**The exercise:** Repeat each line exactly, leaving nothing out.

Stored entries
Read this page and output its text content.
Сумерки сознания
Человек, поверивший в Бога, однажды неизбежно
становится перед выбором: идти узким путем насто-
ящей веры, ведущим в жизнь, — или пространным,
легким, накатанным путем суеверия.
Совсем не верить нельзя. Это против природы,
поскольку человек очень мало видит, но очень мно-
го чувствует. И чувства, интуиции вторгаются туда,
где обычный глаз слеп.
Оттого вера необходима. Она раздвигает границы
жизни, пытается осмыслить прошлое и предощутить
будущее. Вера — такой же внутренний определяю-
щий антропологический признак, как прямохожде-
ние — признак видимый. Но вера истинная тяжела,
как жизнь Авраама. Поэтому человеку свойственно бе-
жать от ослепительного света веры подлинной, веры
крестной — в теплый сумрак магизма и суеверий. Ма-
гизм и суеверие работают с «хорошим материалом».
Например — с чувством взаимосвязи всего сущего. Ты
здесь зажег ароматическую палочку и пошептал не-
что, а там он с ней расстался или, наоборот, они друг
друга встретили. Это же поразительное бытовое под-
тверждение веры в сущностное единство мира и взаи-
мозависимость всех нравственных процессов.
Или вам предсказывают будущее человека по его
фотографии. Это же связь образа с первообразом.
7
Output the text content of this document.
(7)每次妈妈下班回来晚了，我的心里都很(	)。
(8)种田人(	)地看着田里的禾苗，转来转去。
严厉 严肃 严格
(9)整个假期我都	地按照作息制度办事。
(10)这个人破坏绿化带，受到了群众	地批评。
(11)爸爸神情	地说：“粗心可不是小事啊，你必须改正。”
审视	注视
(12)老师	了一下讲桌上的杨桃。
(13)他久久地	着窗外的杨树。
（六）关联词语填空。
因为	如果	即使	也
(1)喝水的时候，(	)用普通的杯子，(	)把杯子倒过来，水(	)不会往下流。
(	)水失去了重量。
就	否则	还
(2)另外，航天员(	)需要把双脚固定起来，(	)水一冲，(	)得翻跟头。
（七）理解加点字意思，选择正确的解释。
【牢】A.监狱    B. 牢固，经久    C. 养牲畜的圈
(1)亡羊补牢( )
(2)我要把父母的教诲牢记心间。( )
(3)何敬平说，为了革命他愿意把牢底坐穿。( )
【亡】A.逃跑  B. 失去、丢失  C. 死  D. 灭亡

**Result of this exercise:**
Read this page and output its text content.
Сумерки сознания
Человек, поверивший в Бога, однажды неизбежно
становится перед выбором: идти узким путем насто-
ящей веры, ведущим в жизнь, — или пространным,
легким, накатанным путем суеверия.
Совсем не верить нельзя. Это против природы,
поскольку человек очень мало видит, но очень мно-
го чувствует. И чувства, интуиции вторгаются туда,
где обычный глаз слеп.
Оттого вера необходима. Она раздвигает границы
жизни, пытается осмыслить прошлое и предощутить
будущее. Вера — такой же внутренний определяю-
щий антропологический признак, как прямохожде-
ние — признак видимый. Но вера истинная тяжела,
как жизнь Авраама. Поэтому человеку свойственно бе-
жать от ослепительного света веры подлинной, веры
крестной — в теплый сумрак магизма и суеверий. Ма-
гизм и суеверие работают с «хорошим материалом».
Например — с чувством взаимосвязи всего сущего. Ты
здесь зажег ароматическую палочку и пошептал не-
что, а там он с ней расстался или, наоборот, они друг
друга встретили. Это же поразительное бытовое под-
тверждение веры в сущностное единство мира и взаи-
мозависимость всех нравственных процессов.
Или вам предсказывают будущее человека по его
фотографии. Это же связь образа с первообразом.
7
Output the text content of this document.
(7)每次妈妈下班回来晚了，我的心里都很(	)。
(8)种田人(	)地看着田里的禾苗，转来转去。
严厉 严肃 严格
(9)整个假期我都	地按照作息制度办事。
(10)这个人破坏绿化带，受到了群众	地批评。
(11)爸爸神情	地说：“粗心可不是小事啊，你必须改正。”
审视	注视
(12)老师	了一下讲桌上的杨桃。
(13)他久久地	着窗外的杨树。
（六）关联词语填空。
因为	如果	即使	也
(1)喝水的时候，(	)用普通的杯子，(	)把杯子倒过来，水(	)不会往下流。
(	)水失去了重量。
就	否则	还
(2)另外，航天员(	)需要把双脚固定起来，(	)水一冲，(	)得翻跟头。
（七）理解加点字意思，选择正确的解释。
【牢】A.监狱    B. 牢固，经久    C. 养牲畜的圈
(1)亡羊补牢( )
(2)我要把父母的教诲牢记心间。( )
(3)何敬平说，为了革命他愿意把牢底坐穿。( )
【亡】A.逃跑  B. 失去、丢失  C. 死  D. 灭亡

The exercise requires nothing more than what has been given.